%%

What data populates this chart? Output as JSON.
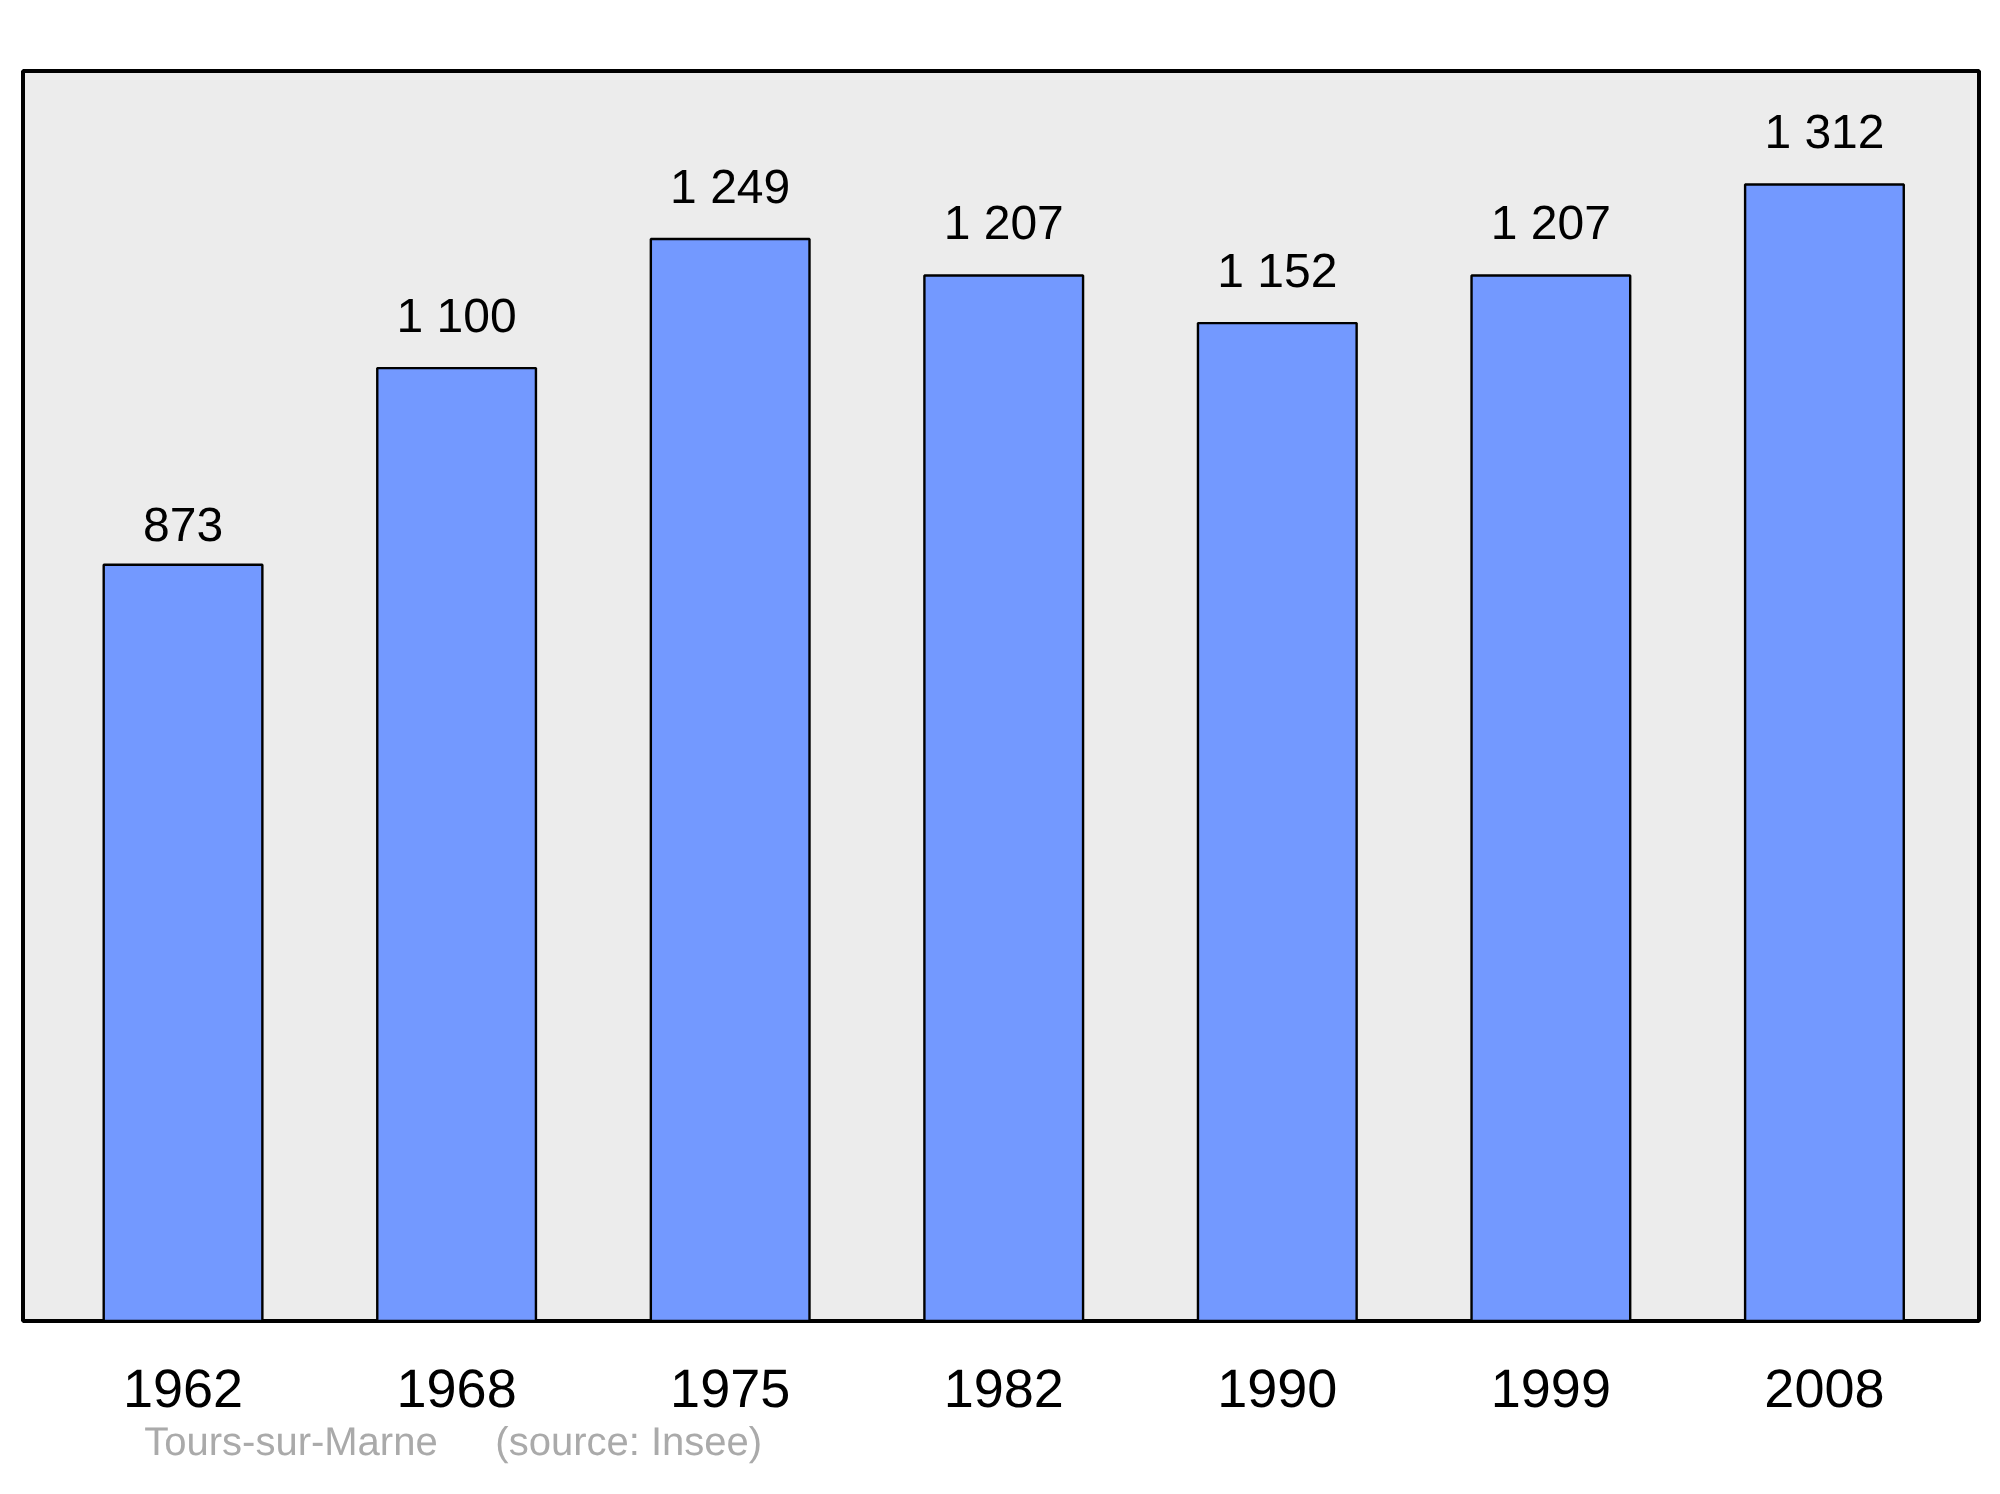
{
  "chart_data": {
    "type": "bar",
    "categories": [
      "1962",
      "1968",
      "1975",
      "1982",
      "1990",
      "1999",
      "2008"
    ],
    "values": [
      873,
      1100,
      1249,
      1207,
      1152,
      1207,
      1312
    ],
    "value_labels": [
      "873",
      "1 100",
      "1 249",
      "1 207",
      "1 152",
      "1 207",
      "1 312"
    ],
    "color": "#7399ff",
    "ylim": [
      0,
      1443
    ],
    "tick_labels": "x",
    "grid": false,
    "annotations": [
      "Tours-sur-Marne",
      "(source: Insee)"
    ]
  }
}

%%

:: AIM OF THE TASK ::
Repeat the lines above exactly, and keep every picture out.

:: CORRECT RESPONSE ::
What data populates this chart? Output as JSON.
{
  "chart_data": {
    "type": "bar",
    "categories": [
      "1962",
      "1968",
      "1975",
      "1982",
      "1990",
      "1999",
      "2008"
    ],
    "values": [
      873,
      1100,
      1249,
      1207,
      1152,
      1207,
      1312
    ],
    "value_labels": [
      "873",
      "1 100",
      "1 249",
      "1 207",
      "1 152",
      "1 207",
      "1 312"
    ],
    "color": "#7399ff",
    "ylim": [
      0,
      1443
    ],
    "tick_labels": "x",
    "grid": false,
    "annotations": [
      "Tours-sur-Marne",
      "(source: Insee)"
    ]
  }
}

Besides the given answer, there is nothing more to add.